-- TASK MATERIAL --

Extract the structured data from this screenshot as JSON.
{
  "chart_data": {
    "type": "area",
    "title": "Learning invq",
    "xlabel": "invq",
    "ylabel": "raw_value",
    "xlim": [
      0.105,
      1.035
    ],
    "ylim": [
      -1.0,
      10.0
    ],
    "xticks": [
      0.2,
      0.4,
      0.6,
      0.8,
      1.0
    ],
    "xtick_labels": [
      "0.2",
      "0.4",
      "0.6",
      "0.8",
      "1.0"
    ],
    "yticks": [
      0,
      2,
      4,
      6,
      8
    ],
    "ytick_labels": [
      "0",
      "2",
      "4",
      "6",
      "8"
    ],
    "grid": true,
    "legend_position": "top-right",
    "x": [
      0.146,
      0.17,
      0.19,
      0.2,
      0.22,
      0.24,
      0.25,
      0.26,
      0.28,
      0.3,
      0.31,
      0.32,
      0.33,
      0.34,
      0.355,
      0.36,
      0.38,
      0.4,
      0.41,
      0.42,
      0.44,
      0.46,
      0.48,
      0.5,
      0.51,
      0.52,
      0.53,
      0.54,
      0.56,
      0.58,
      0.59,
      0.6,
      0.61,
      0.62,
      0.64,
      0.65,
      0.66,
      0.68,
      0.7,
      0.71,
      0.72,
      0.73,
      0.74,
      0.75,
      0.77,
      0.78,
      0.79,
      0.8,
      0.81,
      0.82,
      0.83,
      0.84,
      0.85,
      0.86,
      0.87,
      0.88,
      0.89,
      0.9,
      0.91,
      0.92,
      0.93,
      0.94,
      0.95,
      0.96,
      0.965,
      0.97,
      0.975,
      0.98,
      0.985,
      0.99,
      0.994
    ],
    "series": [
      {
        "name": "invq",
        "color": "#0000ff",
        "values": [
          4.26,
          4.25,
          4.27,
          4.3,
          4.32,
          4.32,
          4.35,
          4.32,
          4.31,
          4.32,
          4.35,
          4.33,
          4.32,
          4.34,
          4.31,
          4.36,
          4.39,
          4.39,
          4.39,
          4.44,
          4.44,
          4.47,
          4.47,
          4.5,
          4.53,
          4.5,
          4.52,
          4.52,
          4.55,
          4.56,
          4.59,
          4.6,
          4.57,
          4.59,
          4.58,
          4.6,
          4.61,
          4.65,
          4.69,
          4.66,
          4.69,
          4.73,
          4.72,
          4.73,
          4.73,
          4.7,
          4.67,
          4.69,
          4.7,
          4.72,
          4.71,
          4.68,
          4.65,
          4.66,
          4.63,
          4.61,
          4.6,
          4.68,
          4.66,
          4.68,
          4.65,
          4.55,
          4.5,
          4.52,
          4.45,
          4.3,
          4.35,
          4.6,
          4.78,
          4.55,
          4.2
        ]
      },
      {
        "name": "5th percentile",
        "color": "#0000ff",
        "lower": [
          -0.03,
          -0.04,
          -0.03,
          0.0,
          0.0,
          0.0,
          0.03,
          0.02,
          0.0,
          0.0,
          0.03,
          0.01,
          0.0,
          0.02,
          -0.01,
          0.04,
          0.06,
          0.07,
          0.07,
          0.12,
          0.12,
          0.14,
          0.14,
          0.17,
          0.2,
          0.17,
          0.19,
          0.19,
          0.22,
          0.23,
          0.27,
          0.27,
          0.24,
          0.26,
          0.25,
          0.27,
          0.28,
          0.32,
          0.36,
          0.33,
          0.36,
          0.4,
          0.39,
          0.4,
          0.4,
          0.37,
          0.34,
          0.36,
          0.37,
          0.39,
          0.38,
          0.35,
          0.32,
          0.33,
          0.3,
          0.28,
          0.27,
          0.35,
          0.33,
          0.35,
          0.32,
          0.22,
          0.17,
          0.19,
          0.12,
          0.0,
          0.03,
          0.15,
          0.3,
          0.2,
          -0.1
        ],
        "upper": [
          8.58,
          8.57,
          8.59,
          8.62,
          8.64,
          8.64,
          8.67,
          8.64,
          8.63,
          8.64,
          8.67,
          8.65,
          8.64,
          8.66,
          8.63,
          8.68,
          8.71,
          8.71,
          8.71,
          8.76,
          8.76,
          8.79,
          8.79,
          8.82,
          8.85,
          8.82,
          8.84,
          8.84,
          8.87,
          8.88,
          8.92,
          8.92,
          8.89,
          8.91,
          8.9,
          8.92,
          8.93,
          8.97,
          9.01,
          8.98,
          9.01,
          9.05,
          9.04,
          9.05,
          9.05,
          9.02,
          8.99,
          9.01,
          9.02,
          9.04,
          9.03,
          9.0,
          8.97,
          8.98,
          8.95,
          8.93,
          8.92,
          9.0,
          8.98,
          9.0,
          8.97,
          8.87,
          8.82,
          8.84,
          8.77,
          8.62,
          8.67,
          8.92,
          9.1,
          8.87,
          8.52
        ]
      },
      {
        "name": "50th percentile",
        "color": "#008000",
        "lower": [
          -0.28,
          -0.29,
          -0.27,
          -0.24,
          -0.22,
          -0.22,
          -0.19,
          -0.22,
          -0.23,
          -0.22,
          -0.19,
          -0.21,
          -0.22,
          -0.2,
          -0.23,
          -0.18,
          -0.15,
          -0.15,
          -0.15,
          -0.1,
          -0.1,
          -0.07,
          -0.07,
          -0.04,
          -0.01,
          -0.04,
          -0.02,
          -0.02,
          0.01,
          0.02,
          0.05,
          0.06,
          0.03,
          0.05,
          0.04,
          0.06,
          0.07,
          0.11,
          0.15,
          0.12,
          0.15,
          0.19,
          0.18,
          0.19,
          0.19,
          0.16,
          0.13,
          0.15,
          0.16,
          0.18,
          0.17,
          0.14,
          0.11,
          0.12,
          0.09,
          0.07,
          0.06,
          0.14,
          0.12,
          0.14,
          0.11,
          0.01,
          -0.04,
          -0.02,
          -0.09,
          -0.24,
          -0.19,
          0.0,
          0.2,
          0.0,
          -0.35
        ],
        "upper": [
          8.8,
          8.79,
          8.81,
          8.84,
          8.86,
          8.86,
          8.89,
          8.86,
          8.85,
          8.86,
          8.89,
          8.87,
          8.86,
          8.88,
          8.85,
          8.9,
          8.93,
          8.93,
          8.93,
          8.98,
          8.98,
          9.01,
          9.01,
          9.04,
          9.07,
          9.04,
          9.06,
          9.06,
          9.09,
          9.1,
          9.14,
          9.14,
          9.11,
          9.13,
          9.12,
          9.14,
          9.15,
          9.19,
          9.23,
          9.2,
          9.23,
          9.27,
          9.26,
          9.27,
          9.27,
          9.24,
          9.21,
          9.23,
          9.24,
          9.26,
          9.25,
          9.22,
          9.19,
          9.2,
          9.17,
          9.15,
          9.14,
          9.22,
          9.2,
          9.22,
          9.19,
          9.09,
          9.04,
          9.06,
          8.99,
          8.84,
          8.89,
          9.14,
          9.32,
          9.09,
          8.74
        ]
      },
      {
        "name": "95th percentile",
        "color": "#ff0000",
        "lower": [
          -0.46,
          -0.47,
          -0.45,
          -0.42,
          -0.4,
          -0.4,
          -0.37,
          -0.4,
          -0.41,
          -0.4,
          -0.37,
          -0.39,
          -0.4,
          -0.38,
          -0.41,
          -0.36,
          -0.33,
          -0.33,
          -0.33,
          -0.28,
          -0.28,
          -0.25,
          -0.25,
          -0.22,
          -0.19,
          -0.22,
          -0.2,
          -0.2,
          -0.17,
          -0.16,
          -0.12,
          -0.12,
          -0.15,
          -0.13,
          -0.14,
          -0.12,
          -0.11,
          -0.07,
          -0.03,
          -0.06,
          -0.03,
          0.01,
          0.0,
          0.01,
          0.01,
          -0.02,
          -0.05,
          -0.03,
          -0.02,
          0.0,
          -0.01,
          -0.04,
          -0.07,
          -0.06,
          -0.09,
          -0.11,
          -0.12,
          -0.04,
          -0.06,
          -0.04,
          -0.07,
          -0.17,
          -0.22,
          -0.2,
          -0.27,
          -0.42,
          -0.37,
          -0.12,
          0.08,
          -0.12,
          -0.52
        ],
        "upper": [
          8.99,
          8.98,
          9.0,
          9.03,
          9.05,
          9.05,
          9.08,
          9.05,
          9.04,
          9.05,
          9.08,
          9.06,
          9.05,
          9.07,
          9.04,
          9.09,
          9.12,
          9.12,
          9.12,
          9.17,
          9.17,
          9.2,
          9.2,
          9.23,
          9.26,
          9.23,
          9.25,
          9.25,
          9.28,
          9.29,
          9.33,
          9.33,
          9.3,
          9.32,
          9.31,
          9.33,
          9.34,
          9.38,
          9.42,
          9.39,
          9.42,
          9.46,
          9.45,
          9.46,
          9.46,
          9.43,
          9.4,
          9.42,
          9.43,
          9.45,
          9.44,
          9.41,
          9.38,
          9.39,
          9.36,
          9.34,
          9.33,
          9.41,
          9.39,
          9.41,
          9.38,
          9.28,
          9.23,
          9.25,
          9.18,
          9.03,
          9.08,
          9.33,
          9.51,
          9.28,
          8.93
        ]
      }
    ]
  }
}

-- PROBLEM DETAILS --
Look through the material above and pick out each line holding the word "invq".

-- RESULT OF THE EXERCISE --
    "title": "Learning invq",
    "xlabel": "invq",
        "name": "invq",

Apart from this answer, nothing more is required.